==== TASK INPUTS ====

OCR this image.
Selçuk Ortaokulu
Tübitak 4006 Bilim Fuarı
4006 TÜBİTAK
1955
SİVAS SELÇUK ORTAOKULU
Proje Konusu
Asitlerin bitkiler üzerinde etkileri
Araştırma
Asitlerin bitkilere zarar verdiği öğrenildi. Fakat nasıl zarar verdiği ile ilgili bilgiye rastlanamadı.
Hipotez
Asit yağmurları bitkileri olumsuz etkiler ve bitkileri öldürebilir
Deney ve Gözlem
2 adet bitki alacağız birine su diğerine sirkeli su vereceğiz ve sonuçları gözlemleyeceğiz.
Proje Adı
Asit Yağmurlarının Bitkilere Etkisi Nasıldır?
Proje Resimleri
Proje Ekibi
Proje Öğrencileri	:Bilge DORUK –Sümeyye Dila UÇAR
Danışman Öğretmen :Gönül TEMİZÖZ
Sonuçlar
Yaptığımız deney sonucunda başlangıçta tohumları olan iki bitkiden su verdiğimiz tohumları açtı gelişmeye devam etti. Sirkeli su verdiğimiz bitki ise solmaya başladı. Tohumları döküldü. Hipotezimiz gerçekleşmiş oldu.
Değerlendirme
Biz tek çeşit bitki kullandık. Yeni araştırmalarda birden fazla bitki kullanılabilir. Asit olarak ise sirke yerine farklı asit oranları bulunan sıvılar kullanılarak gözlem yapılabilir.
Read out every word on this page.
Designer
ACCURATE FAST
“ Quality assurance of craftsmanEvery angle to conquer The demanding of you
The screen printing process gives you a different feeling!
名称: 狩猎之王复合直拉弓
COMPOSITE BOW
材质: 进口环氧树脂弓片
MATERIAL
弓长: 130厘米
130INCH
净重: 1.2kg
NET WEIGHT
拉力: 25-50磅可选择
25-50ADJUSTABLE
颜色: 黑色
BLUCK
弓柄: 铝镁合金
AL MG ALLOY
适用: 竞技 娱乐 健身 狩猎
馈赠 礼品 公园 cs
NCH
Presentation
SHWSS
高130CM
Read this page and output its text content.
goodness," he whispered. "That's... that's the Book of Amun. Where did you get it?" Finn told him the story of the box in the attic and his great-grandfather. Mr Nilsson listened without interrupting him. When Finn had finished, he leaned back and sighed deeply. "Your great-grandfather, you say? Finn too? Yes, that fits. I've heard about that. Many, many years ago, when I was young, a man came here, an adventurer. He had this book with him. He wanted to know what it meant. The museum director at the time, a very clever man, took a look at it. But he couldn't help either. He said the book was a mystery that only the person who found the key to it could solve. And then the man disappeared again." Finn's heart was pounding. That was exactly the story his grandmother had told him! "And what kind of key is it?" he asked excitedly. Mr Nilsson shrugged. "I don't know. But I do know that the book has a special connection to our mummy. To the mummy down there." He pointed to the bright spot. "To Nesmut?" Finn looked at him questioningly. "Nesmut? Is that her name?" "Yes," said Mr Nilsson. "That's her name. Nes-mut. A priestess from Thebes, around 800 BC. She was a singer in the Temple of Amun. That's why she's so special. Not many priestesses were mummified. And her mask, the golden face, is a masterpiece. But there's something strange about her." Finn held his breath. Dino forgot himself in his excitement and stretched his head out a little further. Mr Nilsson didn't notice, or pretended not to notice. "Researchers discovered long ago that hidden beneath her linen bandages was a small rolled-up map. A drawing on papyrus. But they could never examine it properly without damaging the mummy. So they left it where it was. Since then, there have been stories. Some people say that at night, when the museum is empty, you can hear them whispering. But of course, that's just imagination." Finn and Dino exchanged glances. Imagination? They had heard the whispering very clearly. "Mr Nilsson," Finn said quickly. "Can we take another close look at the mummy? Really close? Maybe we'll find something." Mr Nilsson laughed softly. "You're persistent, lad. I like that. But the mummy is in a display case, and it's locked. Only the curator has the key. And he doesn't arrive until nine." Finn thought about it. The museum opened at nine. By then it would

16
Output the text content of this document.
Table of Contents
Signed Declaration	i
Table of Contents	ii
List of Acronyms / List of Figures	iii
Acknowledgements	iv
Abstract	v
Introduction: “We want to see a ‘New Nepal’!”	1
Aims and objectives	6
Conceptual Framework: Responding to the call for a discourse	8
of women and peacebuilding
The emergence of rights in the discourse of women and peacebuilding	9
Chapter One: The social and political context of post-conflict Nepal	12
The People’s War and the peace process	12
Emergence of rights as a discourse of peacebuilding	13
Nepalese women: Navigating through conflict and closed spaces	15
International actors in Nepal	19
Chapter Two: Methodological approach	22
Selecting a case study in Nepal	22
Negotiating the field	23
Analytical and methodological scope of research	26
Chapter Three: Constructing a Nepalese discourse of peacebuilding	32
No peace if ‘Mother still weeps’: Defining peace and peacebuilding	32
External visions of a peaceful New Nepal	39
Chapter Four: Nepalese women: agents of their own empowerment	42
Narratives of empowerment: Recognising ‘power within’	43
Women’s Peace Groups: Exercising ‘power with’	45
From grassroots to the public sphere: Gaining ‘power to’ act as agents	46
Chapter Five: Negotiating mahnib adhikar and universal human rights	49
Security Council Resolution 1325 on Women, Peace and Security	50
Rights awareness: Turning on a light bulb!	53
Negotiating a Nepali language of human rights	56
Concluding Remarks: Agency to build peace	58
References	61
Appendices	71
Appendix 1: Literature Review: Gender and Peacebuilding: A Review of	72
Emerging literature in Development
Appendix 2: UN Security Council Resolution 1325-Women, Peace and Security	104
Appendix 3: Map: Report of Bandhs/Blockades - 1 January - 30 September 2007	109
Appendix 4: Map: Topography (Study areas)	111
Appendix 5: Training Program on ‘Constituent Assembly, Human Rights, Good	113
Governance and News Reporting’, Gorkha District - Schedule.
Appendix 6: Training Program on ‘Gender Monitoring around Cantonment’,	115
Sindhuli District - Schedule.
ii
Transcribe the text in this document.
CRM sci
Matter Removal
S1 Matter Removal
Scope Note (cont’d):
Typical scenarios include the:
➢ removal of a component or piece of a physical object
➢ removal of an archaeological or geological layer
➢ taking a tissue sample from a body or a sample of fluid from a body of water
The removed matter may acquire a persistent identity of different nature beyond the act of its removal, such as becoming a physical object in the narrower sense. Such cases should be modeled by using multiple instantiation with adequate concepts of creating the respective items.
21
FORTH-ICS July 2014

====

AIM
Consider the entries above and return each line with the string "Chapter".

ANSWER FOR THE TASK
Chapter One: The social and political context of post-conflict Nepal	12
Chapter Two: Methodological approach	22
Chapter Three: Constructing a Nepalese discourse of peacebuilding	32
Chapter Four: Nepalese women: agents of their own empowerment	42
Chapter Five: Negotiating mahnib adhikar and universal human rights	49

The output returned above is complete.